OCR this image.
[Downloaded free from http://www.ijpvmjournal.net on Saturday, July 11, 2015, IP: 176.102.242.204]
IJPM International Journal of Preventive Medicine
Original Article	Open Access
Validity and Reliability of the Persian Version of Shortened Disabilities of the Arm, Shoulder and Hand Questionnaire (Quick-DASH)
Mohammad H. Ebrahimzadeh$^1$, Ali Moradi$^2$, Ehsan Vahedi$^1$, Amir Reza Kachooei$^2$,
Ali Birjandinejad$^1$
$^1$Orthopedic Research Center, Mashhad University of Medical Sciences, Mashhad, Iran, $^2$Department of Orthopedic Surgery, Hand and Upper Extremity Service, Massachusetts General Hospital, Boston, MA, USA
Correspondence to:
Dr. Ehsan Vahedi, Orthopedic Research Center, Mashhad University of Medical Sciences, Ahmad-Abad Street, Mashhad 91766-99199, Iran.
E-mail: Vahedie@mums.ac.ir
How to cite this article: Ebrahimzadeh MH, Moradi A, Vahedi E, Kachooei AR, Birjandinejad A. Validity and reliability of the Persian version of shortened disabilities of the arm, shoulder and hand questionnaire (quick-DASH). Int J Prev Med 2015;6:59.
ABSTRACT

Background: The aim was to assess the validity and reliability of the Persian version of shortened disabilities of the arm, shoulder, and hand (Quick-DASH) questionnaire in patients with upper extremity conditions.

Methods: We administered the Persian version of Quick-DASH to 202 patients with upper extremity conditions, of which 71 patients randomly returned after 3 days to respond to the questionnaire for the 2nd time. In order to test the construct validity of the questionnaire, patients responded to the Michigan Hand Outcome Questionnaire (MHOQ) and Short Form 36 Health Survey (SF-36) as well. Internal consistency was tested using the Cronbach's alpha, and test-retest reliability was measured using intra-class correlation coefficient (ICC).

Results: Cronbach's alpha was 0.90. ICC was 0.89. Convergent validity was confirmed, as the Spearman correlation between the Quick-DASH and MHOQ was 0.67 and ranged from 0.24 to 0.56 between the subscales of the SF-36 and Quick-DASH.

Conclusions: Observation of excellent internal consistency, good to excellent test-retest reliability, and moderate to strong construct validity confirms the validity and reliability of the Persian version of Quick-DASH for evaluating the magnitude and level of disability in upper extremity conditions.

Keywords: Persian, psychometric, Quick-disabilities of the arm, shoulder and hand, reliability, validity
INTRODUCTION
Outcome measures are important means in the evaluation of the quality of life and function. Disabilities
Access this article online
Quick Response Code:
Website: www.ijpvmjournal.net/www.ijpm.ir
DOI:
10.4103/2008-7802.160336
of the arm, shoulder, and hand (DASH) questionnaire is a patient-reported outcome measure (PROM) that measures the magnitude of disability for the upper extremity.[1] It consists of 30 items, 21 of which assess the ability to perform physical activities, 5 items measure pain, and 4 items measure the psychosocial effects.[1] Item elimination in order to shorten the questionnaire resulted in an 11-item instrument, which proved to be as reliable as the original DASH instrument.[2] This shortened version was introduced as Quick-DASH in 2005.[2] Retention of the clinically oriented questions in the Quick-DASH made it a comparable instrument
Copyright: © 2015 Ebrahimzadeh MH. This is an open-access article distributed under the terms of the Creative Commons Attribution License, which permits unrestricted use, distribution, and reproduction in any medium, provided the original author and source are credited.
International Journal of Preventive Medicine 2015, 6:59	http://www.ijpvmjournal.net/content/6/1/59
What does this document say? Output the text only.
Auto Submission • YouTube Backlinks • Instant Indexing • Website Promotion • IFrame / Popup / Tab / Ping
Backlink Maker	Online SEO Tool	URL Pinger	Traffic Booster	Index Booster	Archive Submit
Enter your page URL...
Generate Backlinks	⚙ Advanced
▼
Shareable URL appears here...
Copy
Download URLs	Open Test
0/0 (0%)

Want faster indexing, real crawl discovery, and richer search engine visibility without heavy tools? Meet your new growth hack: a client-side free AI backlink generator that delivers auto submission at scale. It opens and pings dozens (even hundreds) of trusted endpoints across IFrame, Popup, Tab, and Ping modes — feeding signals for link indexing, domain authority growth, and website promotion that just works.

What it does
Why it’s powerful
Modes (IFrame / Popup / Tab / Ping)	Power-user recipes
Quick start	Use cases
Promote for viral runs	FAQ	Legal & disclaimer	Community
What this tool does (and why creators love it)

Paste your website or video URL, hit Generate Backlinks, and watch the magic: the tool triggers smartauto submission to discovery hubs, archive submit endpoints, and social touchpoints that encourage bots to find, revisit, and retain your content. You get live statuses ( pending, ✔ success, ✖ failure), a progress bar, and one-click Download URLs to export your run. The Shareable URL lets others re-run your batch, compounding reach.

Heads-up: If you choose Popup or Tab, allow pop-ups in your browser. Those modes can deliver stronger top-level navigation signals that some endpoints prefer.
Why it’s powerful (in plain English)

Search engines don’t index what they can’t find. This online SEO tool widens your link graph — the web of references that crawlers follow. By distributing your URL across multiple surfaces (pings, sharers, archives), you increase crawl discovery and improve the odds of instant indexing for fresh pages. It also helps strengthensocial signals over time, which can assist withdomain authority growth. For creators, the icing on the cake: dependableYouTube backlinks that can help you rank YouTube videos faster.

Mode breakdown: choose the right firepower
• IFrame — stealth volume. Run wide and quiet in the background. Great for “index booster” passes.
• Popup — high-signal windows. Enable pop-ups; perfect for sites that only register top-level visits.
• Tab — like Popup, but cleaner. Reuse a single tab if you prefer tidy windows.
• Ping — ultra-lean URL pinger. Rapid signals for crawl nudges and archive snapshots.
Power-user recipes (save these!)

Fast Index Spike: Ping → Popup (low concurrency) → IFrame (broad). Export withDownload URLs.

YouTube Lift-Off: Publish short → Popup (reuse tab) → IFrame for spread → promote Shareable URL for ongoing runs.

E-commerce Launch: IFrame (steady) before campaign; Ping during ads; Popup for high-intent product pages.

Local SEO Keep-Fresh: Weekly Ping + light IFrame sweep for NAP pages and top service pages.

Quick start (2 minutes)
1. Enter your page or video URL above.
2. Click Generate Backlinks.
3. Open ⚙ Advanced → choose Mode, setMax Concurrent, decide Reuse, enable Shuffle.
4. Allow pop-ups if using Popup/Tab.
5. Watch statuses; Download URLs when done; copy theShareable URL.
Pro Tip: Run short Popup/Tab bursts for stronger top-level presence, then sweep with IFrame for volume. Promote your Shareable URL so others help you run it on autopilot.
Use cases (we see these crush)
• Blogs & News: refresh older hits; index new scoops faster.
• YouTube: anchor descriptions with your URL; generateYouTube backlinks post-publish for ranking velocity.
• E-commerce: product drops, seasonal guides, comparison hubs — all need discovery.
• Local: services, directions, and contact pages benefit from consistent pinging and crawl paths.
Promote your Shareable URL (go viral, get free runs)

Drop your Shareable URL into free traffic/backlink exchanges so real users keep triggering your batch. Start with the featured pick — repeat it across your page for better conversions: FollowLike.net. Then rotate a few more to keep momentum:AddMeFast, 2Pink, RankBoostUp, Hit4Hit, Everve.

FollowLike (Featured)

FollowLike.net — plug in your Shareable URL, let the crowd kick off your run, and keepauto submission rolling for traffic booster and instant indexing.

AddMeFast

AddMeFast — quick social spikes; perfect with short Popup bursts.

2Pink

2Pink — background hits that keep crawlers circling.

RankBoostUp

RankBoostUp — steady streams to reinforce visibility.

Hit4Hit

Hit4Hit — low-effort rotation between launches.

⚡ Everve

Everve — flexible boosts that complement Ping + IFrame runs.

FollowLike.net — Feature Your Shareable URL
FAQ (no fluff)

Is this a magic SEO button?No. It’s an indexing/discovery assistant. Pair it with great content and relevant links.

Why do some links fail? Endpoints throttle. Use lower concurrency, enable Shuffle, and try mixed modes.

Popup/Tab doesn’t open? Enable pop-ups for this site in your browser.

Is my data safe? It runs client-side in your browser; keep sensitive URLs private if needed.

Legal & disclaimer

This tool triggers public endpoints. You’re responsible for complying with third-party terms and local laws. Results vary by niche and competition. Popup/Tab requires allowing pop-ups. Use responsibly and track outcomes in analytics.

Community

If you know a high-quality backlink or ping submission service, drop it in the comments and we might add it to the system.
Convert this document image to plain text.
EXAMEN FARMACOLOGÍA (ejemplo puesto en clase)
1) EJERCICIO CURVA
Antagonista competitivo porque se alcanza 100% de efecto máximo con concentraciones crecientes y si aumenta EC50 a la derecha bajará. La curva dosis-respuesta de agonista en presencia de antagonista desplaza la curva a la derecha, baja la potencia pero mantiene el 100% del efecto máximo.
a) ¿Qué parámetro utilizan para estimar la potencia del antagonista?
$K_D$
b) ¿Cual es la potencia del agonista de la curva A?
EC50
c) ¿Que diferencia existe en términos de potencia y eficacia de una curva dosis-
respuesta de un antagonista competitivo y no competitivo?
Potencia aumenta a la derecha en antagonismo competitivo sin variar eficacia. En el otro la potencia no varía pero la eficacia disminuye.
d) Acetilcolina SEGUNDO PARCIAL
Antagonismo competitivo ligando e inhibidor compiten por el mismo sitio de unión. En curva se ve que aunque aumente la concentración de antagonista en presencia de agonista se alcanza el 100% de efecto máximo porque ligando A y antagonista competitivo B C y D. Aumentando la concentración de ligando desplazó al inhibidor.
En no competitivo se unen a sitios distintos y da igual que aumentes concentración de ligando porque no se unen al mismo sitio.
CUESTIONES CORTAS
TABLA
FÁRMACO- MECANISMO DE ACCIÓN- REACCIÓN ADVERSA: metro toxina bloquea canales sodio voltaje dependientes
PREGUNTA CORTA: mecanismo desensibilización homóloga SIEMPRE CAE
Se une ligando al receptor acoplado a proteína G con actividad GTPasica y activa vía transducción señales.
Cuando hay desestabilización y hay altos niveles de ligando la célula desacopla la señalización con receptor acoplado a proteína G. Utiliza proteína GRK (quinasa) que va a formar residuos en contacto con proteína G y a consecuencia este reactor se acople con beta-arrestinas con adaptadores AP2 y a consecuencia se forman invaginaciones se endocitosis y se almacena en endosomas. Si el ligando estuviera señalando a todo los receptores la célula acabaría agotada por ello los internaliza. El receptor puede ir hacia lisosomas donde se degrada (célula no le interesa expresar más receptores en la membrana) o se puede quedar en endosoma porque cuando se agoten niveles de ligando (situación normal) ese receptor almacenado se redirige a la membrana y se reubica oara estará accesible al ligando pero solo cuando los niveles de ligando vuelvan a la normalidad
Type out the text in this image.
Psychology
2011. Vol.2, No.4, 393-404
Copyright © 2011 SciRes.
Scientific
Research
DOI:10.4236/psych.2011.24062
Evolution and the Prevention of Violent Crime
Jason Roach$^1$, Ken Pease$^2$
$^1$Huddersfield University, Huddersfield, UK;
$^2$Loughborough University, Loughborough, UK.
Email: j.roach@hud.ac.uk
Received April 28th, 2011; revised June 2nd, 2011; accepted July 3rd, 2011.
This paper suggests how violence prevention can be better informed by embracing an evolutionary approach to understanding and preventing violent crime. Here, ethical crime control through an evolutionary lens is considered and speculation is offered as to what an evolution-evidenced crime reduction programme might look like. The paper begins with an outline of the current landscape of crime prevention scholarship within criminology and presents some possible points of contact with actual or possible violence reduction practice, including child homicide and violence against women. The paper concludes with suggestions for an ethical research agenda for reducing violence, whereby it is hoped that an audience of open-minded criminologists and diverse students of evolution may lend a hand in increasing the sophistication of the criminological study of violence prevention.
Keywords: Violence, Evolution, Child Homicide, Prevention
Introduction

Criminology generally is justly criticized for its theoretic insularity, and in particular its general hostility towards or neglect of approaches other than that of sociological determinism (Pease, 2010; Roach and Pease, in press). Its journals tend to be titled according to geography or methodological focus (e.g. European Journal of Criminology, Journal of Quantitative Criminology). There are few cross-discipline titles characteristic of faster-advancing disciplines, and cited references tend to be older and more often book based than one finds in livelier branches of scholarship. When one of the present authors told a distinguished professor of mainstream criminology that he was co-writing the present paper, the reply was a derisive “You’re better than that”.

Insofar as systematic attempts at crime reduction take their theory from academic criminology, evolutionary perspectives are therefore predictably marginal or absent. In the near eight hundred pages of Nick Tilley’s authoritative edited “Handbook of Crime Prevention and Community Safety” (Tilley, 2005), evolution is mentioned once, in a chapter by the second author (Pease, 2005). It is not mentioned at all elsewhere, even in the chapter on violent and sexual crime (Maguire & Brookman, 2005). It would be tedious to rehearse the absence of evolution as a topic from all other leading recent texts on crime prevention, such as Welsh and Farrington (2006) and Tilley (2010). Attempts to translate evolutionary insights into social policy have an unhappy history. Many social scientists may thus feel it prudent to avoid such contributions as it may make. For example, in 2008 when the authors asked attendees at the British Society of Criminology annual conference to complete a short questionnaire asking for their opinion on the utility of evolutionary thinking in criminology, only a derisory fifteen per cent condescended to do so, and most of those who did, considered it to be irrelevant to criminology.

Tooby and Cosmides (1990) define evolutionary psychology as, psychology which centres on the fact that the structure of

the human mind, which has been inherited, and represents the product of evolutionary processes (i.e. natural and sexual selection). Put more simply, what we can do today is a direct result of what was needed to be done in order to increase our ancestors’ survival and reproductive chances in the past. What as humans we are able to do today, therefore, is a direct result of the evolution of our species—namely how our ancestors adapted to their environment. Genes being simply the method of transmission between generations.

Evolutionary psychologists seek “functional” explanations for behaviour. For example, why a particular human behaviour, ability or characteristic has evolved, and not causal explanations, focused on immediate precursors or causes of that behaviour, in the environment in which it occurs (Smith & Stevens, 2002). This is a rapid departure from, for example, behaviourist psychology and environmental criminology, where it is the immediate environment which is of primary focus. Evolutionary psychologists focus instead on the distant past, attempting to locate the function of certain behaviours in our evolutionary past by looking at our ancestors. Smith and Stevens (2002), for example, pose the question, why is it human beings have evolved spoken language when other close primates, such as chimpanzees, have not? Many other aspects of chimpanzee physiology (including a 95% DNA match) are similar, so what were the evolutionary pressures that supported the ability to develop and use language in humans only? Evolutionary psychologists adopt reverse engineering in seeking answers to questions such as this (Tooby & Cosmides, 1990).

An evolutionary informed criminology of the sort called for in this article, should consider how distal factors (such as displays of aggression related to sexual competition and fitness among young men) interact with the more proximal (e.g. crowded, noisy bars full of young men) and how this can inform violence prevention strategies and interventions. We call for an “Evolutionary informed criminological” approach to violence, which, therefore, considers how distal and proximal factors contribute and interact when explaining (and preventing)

● ● ● ●

**Task statement:** List every line from the entries above in which "these" appears.

**Response to the task:**
Power-user recipes (save these!)
Use cases (we see these crush)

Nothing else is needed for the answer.